Dataset records on visual material
** begin **
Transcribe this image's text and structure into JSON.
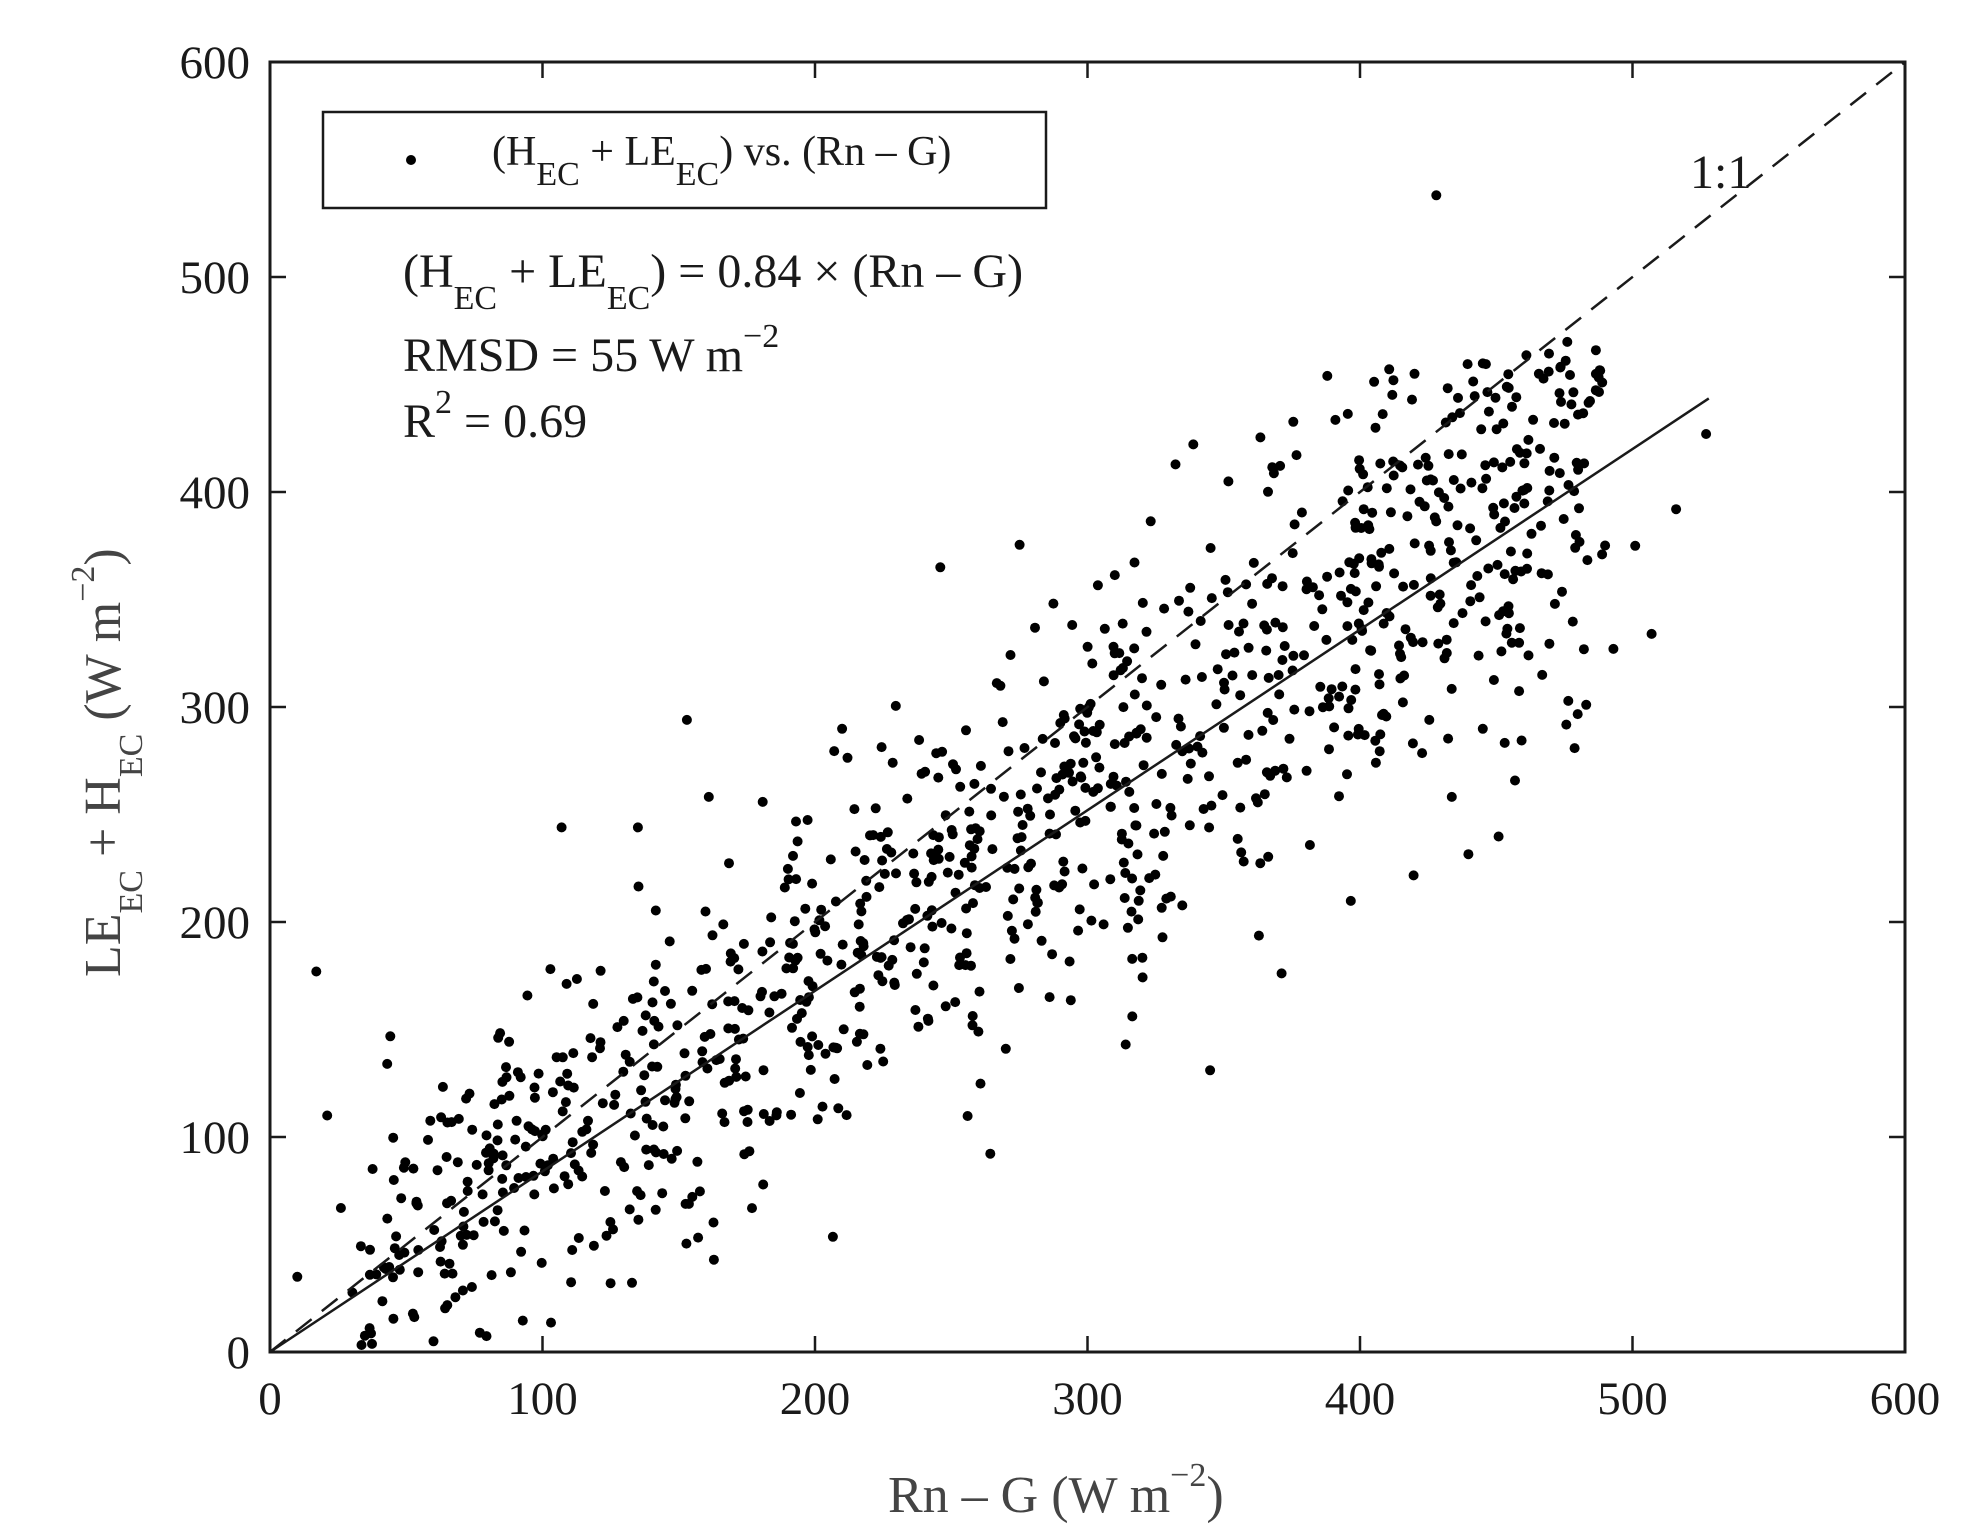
{
  "chart_data": {
    "type": "scatter",
    "title": "",
    "xlabel": {
      "main": "Rn – G (W m",
      "sup": "−2",
      "tail": ")"
    },
    "ylabel": {
      "p1": "LE",
      "s1": "EC",
      "p2": " + H",
      "s2": "EC",
      "p3": " (W m",
      "sup": "−2",
      "p4": ")"
    },
    "xlim": [
      0,
      600
    ],
    "ylim": [
      0,
      600
    ],
    "xticks": [
      "0",
      "100",
      "200",
      "300",
      "400",
      "500",
      "600"
    ],
    "yticks": [
      "0",
      "100",
      "200",
      "300",
      "400",
      "500",
      "600"
    ],
    "grid": false,
    "legend": {
      "position": "top-left",
      "entry": {
        "p1": "(H",
        "s1": "EC",
        "p2": " + LE",
        "s2": "EC",
        "p3": ") vs. (Rn – G)"
      }
    },
    "reference_line": {
      "label": "1:1",
      "slope": 1,
      "style": "dashed"
    },
    "fit_line": {
      "slope": 0.84,
      "x_range": [
        0,
        528
      ],
      "style": "solid"
    },
    "annotations": {
      "equation": {
        "p1": "(H",
        "s1": "EC",
        "p2": " + LE",
        "s2": "EC",
        "p3": ") = 0.84 × (Rn – G)"
      },
      "rmsd": {
        "main": "RMSD = 55 W m",
        "sup": "−2"
      },
      "r2": {
        "main": "R",
        "sup": "2",
        "tail": " = 0.69"
      }
    },
    "series": [
      {
        "marker": "dot",
        "color": "#000000",
        "outliers": [
          [
            17,
            177
          ],
          [
            428,
            538
          ],
          [
            107,
            244
          ],
          [
            135,
            244
          ],
          [
            153,
            294
          ],
          [
            246,
            365
          ],
          [
            270,
            141
          ],
          [
            314,
            143
          ],
          [
            345,
            131
          ],
          [
            527,
            427
          ],
          [
            516,
            392
          ],
          [
            501,
            375
          ],
          [
            507,
            334
          ],
          [
            493,
            327
          ],
          [
            483,
            301
          ],
          [
            480,
            436
          ],
          [
            420,
            455
          ],
          [
            388,
            454
          ],
          [
            60,
            5
          ],
          [
            10,
            35
          ],
          [
            125,
            32
          ],
          [
            43,
            134
          ],
          [
            26,
            67
          ],
          [
            21,
            110
          ],
          [
            77,
            9
          ]
        ],
        "generator": {
          "count": 1050,
          "x_min": 30,
          "x_max": 490,
          "slope": 0.84,
          "intercept": 8,
          "noise_sd": 52,
          "seed": 20240611
        }
      }
    ]
  }
}
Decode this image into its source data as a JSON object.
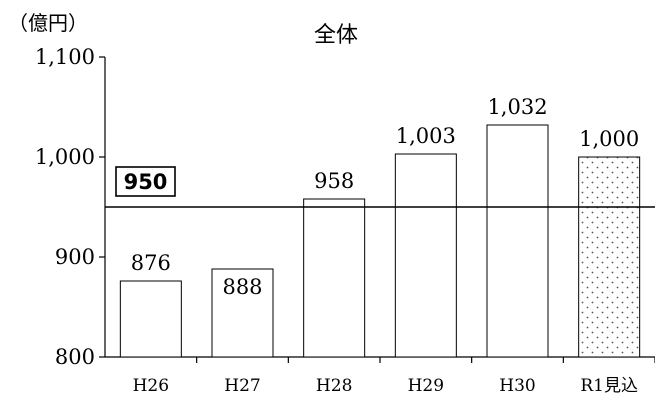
{
  "chart_data": {
    "type": "bar",
    "title": "全体",
    "unit_label": "（億円）",
    "categories": [
      "H26",
      "H27",
      "H28",
      "H29",
      "H30",
      "R1見込"
    ],
    "values": [
      876,
      888,
      958,
      1003,
      1032,
      1000
    ],
    "data_labels": [
      "876",
      "888",
      "958",
      "1,003",
      "1,032",
      "1,000"
    ],
    "bar_patterns": [
      "plain",
      "plain",
      "plain",
      "plain",
      "plain",
      "dotted"
    ],
    "ylim": [
      800,
      1100
    ],
    "yticks": [
      800,
      900,
      1000,
      1100
    ],
    "ytick_labels": [
      "800",
      "900",
      "1,000",
      "1,100"
    ],
    "grid": false,
    "reference_line": {
      "value": 950,
      "label": "950"
    },
    "colors": {
      "bar_fill": "#ffffff",
      "bar_stroke": "#000000",
      "axis": "#000000",
      "dot": "#555555"
    }
  }
}
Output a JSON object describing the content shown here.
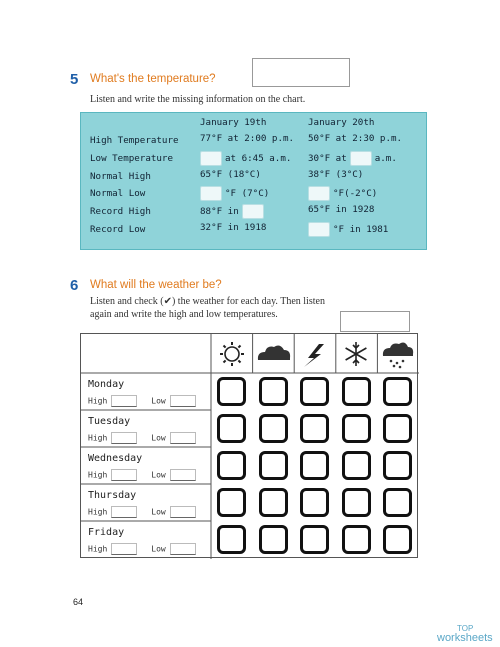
** end **
§ Problem to solve: Search the entries for the word "into", then list each line that holds it.

§ The output:
Transcribe this image's text and structure into JSON.
Decode this image into its source data as a JSON object.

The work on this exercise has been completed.